Collected data entries
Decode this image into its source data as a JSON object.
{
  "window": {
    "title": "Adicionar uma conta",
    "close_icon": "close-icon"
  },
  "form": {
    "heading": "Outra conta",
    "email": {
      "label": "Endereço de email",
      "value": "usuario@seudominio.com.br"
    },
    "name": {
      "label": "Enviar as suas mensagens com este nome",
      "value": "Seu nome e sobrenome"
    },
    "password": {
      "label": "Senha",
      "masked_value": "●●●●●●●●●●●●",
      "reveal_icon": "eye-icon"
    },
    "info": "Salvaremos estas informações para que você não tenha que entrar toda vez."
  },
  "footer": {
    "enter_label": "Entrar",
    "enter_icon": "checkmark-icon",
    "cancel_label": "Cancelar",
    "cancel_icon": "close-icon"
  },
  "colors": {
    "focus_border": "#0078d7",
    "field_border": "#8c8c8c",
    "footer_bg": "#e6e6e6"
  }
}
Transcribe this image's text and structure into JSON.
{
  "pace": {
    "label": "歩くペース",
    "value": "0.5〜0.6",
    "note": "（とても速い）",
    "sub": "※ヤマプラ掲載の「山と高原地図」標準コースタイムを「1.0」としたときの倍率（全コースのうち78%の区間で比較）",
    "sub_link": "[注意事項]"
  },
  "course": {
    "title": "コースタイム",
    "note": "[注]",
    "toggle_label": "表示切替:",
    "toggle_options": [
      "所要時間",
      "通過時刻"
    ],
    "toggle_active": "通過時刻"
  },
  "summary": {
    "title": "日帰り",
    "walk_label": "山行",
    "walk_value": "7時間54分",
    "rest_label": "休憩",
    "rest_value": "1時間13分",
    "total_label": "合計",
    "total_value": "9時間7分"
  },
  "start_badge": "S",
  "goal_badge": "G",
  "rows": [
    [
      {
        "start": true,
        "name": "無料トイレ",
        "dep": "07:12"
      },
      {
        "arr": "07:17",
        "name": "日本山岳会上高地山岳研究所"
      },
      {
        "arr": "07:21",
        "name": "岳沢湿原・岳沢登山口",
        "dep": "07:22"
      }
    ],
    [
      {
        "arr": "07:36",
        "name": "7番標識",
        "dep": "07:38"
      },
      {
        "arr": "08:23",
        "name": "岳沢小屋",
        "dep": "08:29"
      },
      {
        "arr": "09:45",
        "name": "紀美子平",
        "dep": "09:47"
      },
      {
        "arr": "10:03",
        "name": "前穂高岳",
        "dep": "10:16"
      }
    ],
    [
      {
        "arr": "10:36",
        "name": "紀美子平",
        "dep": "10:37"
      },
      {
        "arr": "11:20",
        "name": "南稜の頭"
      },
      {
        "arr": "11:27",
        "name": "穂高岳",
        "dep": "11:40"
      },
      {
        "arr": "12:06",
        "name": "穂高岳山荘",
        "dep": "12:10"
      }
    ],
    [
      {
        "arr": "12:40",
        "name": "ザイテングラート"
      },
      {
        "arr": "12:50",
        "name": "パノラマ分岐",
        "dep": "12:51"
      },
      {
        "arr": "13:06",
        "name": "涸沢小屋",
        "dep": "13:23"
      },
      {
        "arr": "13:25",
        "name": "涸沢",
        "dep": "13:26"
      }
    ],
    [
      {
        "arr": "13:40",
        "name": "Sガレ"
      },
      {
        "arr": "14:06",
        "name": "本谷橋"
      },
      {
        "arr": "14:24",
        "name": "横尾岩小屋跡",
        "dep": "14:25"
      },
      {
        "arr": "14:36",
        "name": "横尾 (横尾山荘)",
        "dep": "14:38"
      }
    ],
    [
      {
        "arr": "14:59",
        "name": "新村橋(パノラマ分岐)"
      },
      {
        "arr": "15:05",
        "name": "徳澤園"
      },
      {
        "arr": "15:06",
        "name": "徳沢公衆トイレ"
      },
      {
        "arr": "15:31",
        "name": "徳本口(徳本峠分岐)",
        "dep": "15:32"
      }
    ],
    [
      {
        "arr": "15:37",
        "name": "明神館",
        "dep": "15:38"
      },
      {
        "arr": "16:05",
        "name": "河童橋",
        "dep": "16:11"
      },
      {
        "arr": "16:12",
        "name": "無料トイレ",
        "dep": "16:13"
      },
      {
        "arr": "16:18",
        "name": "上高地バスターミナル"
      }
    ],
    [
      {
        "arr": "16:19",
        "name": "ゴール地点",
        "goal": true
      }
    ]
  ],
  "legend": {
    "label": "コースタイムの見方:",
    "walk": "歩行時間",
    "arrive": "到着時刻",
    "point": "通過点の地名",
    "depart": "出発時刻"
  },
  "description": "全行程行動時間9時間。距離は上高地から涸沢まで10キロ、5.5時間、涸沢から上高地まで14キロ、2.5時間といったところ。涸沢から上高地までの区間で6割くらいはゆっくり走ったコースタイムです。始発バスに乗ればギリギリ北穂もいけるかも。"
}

→ **Task goal**
Restate each of the entries above verbatim.

→ **Full response**
Decode this image into its source data as a JSON object.
{
  "window": {
    "title": "Adicionar uma conta",
    "close_icon": "close-icon"
  },
  "form": {
    "heading": "Outra conta",
    "email": {
      "label": "Endereço de email",
      "value": "usuario@seudominio.com.br"
    },
    "name": {
      "label": "Enviar as suas mensagens com este nome",
      "value": "Seu nome e sobrenome"
    },
    "password": {
      "label": "Senha",
      "masked_value": "●●●●●●●●●●●●",
      "reveal_icon": "eye-icon"
    },
    "info": "Salvaremos estas informações para que você não tenha que entrar toda vez."
  },
  "footer": {
    "enter_label": "Entrar",
    "enter_icon": "checkmark-icon",
    "cancel_label": "Cancelar",
    "cancel_icon": "close-icon"
  },
  "colors": {
    "focus_border": "#0078d7",
    "field_border": "#8c8c8c",
    "footer_bg": "#e6e6e6"
  }
}
Transcribe this image's text and structure into JSON.
{
  "pace": {
    "label": "歩くペース",
    "value": "0.5〜0.6",
    "note": "（とても速い）",
    "sub": "※ヤマプラ掲載の「山と高原地図」標準コースタイムを「1.0」としたときの倍率（全コースのうち78%の区間で比較）",
    "sub_link": "[注意事項]"
  },
  "course": {
    "title": "コースタイム",
    "note": "[注]",
    "toggle_label": "表示切替:",
    "toggle_options": [
      "所要時間",
      "通過時刻"
    ],
    "toggle_active": "通過時刻"
  },
  "summary": {
    "title": "日帰り",
    "walk_label": "山行",
    "walk_value": "7時間54分",
    "rest_label": "休憩",
    "rest_value": "1時間13分",
    "total_label": "合計",
    "total_value": "9時間7分"
  },
  "start_badge": "S",
  "goal_badge": "G",
  "rows": [
    [
      {
        "start": true,
        "name": "無料トイレ",
        "dep": "07:12"
      },
      {
        "arr": "07:17",
        "name": "日本山岳会上高地山岳研究所"
      },
      {
        "arr": "07:21",
        "name": "岳沢湿原・岳沢登山口",
        "dep": "07:22"
      }
    ],
    [
      {
        "arr": "07:36",
        "name": "7番標識",
        "dep": "07:38"
      },
      {
        "arr": "08:23",
        "name": "岳沢小屋",
        "dep": "08:29"
      },
      {
        "arr": "09:45",
        "name": "紀美子平",
        "dep": "09:47"
      },
      {
        "arr": "10:03",
        "name": "前穂高岳",
        "dep": "10:16"
      }
    ],
    [
      {
        "arr": "10:36",
        "name": "紀美子平",
        "dep": "10:37"
      },
      {
        "arr": "11:20",
        "name": "南稜の頭"
      },
      {
        "arr": "11:27",
        "name": "穂高岳",
        "dep": "11:40"
      },
      {
        "arr": "12:06",
        "name": "穂高岳山荘",
        "dep": "12:10"
      }
    ],
    [
      {
        "arr": "12:40",
        "name": "ザイテングラート"
      },
      {
        "arr": "12:50",
        "name": "パノラマ分岐",
        "dep": "12:51"
      },
      {
        "arr": "13:06",
        "name": "涸沢小屋",
        "dep": "13:23"
      },
      {
        "arr": "13:25",
        "name": "涸沢",
        "dep": "13:26"
      }
    ],
    [
      {
        "arr": "13:40",
        "name": "Sガレ"
      },
      {
        "arr": "14:06",
        "name": "本谷橋"
      },
      {
        "arr": "14:24",
        "name": "横尾岩小屋跡",
        "dep": "14:25"
      },
      {
        "arr": "14:36",
        "name": "横尾 (横尾山荘)",
        "dep": "14:38"
      }
    ],
    [
      {
        "arr": "14:59",
        "name": "新村橋(パノラマ分岐)"
      },
      {
        "arr": "15:05",
        "name": "徳澤園"
      },
      {
        "arr": "15:06",
        "name": "徳沢公衆トイレ"
      },
      {
        "arr": "15:31",
        "name": "徳本口(徳本峠分岐)",
        "dep": "15:32"
      }
    ],
    [
      {
        "arr": "15:37",
        "name": "明神館",
        "dep": "15:38"
      },
      {
        "arr": "16:05",
        "name": "河童橋",
        "dep": "16:11"
      },
      {
        "arr": "16:12",
        "name": "無料トイレ",
        "dep": "16:13"
      },
      {
        "arr": "16:18",
        "name": "上高地バスターミナル"
      }
    ],
    [
      {
        "arr": "16:19",
        "name": "ゴール地点",
        "goal": true
      }
    ]
  ],
  "legend": {
    "label": "コースタイムの見方:",
    "walk": "歩行時間",
    "arrive": "到着時刻",
    "point": "通過点の地名",
    "depart": "出発時刻"
  },
  "description": "全行程行動時間9時間。距離は上高地から涸沢まで10キロ、5.5時間、涸沢から上高地まで14キロ、2.5時間といったところ。涸沢から上高地までの区間で6割くらいはゆっくり走ったコースタイムです。始発バスに乗ればギリギリ北穂もいけるかも。"
}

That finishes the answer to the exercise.